::: QUOTED TEXT

Monday, December 23, 2024

Topaz Financial Results Ending June 2017

Posted by August 17, 2017

Topaz Energy and Marine has announced its results for the six months ended June 30, 2017.
 
Business Highlights
 
  • Boost to long term utilization with $100 million Dragon Oil (DRAGY) 5-year contract won for 6 vessels in Turkmenistan  
  • Overall core fleet utilization at 62%, while we continue to demonstrate resilience in Azerbaijan with utilization at 95%.
  • Robust EBITDA margin of 50%, despite utilization and rate pressure in Africa and MENA.
  • Resolute focus on cost control across the organization has resulted in savings of US$14m for H1 2017 compared to the same period last year.
  • Fully compliant with financial covenants: reset successfully during the period enabling Topaz to borrow to fund its growth strategy.
  • Credit Ratings by S&P and Moody’s reaffirmed and remain stable.
  • Safety continues to be Topaz’s top priority. No Lost Time Incidents (LTIs) during the past 18 months and fatalities remain at zero.

::::::

(PROBLEM A)
In the entries, update everything from the line containing "tab-history[interactable]: History (393, 462, 452, 482)" down to the line containing "table-row: 244007 01721756529" by changing "interactable" to "clickable", and leave everything else the same. Return only those lines.

::: ENTRIES SUPPLIED

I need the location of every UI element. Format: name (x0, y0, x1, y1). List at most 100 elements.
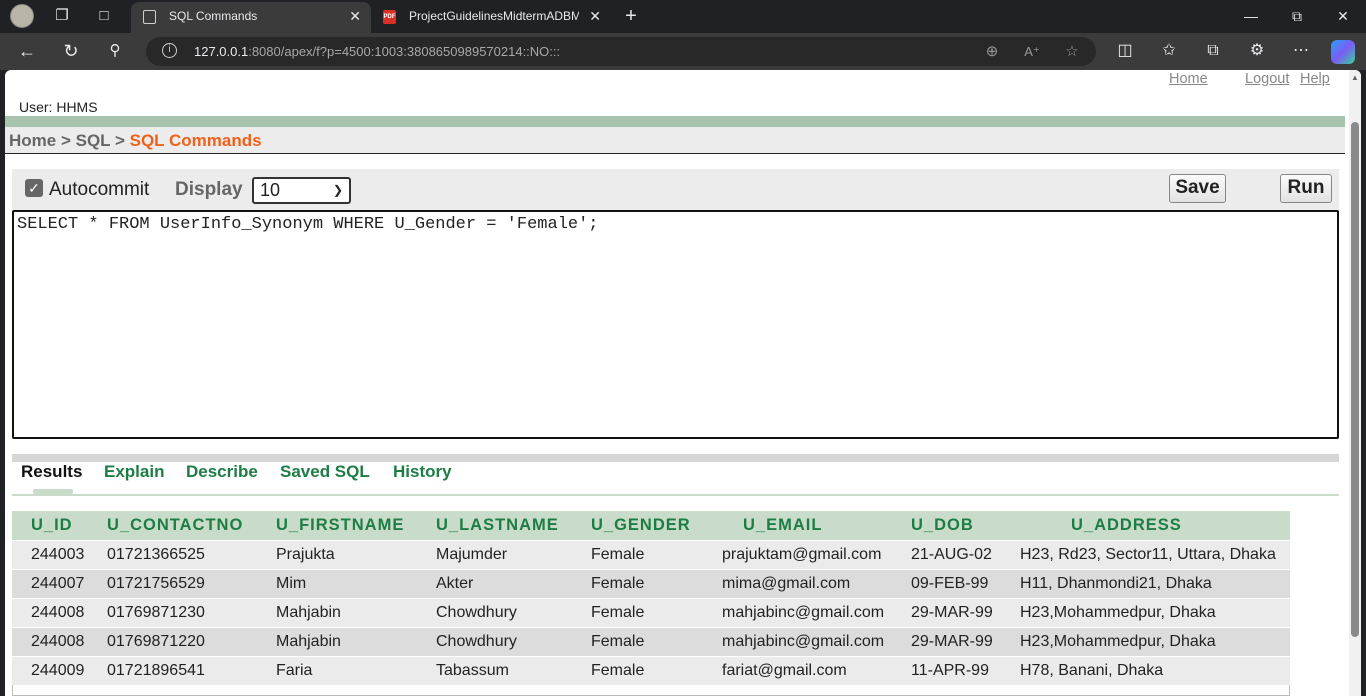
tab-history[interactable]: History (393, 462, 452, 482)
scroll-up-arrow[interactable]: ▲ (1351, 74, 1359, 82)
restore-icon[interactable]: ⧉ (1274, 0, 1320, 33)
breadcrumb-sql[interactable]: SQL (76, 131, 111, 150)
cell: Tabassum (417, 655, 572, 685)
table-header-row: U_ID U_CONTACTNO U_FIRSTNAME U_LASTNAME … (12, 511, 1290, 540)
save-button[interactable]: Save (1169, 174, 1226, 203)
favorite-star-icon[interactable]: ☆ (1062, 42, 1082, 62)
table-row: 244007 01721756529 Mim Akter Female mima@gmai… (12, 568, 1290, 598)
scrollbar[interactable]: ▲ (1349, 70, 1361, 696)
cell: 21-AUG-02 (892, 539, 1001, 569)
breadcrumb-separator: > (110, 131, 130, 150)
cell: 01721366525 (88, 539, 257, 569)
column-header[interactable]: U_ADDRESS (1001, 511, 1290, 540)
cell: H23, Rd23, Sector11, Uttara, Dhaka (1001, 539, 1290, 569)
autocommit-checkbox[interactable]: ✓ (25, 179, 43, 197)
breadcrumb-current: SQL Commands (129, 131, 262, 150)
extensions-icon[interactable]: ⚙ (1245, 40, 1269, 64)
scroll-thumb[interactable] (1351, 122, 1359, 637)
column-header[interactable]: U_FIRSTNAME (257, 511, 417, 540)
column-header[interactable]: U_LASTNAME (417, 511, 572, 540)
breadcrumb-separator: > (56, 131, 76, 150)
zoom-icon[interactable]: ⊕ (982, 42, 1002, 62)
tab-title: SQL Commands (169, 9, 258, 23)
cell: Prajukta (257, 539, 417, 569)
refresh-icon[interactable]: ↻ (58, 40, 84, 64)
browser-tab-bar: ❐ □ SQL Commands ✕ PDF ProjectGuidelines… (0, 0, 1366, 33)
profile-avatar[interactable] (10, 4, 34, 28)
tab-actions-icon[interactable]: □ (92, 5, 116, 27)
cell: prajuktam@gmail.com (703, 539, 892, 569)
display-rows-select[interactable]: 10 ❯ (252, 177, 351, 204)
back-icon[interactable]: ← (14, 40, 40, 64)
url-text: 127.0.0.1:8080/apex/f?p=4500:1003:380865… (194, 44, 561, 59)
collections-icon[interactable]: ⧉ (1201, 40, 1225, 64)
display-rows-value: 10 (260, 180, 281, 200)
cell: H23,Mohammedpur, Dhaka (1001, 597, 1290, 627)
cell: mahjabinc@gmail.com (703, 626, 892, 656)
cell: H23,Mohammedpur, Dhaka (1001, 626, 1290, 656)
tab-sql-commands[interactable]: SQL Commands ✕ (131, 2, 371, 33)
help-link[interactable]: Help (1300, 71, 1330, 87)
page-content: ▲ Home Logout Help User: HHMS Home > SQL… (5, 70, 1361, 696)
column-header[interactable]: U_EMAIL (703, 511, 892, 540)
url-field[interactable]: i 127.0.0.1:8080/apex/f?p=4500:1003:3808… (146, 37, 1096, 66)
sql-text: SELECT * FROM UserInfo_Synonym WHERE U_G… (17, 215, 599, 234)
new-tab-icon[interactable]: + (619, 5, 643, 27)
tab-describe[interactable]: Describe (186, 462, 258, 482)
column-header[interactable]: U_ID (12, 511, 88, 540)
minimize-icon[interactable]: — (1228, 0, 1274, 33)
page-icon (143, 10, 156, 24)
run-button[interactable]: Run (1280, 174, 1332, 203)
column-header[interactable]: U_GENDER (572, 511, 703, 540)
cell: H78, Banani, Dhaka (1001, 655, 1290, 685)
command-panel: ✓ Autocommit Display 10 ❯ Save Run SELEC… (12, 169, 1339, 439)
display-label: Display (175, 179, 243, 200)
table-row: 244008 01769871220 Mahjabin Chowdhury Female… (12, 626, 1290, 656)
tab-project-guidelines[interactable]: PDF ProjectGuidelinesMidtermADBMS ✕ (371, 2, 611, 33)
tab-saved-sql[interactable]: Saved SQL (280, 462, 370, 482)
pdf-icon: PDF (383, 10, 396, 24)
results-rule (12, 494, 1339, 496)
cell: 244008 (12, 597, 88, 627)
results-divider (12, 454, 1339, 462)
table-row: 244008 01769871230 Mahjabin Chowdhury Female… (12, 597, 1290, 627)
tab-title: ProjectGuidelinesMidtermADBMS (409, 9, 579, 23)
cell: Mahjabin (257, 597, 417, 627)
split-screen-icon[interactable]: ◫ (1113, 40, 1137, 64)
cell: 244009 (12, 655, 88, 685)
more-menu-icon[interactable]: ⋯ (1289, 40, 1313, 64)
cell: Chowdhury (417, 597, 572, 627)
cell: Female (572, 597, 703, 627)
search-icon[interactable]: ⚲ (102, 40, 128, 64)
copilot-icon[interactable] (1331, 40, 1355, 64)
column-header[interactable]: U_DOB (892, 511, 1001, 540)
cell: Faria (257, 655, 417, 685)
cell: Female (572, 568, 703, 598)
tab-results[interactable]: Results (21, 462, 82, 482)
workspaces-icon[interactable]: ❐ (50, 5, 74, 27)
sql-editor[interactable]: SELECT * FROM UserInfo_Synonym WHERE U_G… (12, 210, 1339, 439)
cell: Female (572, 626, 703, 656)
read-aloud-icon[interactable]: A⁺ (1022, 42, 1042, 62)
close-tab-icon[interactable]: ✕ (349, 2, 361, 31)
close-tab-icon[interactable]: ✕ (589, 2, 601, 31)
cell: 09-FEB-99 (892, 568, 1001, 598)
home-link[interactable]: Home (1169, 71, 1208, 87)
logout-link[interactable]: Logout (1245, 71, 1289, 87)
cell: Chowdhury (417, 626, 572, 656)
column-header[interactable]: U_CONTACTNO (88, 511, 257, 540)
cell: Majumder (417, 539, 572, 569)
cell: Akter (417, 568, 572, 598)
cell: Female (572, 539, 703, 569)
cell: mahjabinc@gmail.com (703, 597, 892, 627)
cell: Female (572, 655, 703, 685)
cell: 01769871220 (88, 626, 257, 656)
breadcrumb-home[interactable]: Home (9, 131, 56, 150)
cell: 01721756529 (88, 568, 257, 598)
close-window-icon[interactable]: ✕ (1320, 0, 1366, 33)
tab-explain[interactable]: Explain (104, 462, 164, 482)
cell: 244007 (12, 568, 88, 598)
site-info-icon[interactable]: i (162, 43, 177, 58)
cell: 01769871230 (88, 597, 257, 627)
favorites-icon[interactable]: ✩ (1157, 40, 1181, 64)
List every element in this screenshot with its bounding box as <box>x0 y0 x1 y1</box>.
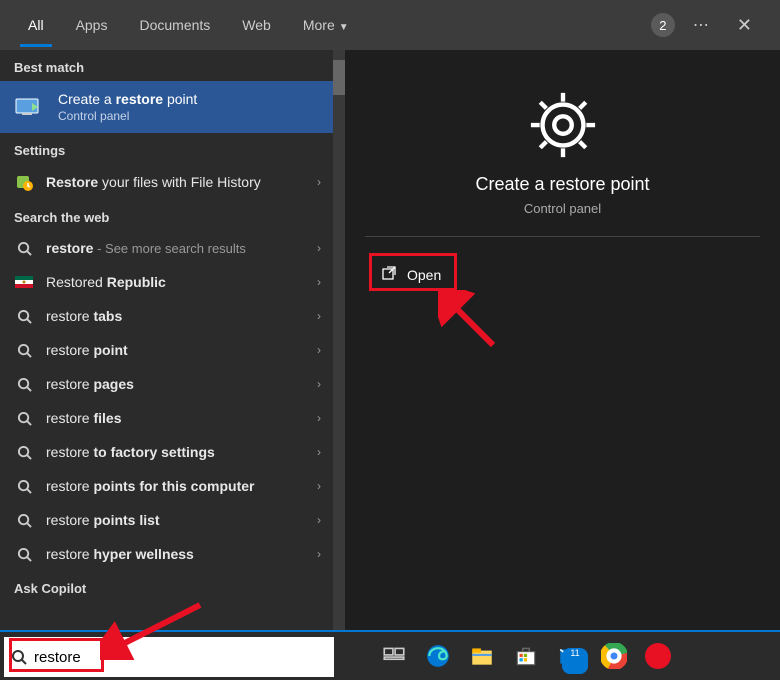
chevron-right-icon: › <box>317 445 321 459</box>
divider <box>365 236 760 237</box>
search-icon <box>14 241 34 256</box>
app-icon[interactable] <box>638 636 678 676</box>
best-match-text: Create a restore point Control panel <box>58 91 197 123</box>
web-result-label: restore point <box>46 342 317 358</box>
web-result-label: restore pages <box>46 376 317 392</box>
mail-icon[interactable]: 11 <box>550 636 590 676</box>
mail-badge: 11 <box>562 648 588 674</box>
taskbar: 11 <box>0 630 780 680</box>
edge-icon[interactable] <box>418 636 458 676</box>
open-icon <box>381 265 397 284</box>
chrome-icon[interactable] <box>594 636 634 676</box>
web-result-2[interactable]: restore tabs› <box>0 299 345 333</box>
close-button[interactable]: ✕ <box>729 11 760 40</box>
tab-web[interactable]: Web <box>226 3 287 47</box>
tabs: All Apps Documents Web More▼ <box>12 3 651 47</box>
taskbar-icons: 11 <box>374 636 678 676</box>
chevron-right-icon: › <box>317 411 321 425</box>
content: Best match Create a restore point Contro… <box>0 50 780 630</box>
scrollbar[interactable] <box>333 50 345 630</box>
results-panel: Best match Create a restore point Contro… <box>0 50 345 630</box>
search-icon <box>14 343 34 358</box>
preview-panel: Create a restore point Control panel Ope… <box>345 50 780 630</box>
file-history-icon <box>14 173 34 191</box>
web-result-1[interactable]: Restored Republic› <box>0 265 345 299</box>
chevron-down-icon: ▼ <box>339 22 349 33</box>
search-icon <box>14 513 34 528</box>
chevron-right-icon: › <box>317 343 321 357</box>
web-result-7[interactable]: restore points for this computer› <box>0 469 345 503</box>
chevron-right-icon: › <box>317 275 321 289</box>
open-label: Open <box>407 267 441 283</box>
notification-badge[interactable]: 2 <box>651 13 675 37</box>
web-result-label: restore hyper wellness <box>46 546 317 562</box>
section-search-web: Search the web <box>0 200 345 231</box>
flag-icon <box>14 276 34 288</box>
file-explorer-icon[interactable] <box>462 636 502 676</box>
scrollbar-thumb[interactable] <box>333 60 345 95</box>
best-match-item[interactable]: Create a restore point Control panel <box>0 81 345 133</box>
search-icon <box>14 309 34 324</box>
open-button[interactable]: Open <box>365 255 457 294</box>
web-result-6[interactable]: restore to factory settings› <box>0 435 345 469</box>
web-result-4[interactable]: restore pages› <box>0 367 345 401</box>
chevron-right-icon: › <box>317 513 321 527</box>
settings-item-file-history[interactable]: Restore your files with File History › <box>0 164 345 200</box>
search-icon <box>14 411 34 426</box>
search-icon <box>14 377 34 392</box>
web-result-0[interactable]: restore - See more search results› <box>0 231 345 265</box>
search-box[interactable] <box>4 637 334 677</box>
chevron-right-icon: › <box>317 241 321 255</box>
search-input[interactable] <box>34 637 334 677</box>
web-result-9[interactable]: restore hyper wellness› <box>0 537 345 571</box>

::::::

(PROBLEM B)
List every country or region named in the Topaz results report.

(FULL RESPONSE A)
tab-history[clickable]: History (393, 462, 452, 482)
scroll-up-arrow[clickable]: ▲ (1351, 74, 1359, 82)
restore-icon[clickable]: ⧉ (1274, 0, 1320, 33)
breadcrumb-sql[clickable]: SQL (76, 131, 111, 150)
cell: Tabassum (417, 655, 572, 685)
table-header-row: U_ID U_CONTACTNO U_FIRSTNAME U_LASTNAME … (12, 511, 1290, 540)
save-button[clickable]: Save (1169, 174, 1226, 203)
favorite-star-icon[clickable]: ☆ (1062, 42, 1082, 62)
table-row: 244007 01721756529 Mim Akter Female mima@gmai… (12, 568, 1290, 598)

(FULL RESPONSE B)
Turkmenistan, Azerbaijan, Africa, MENA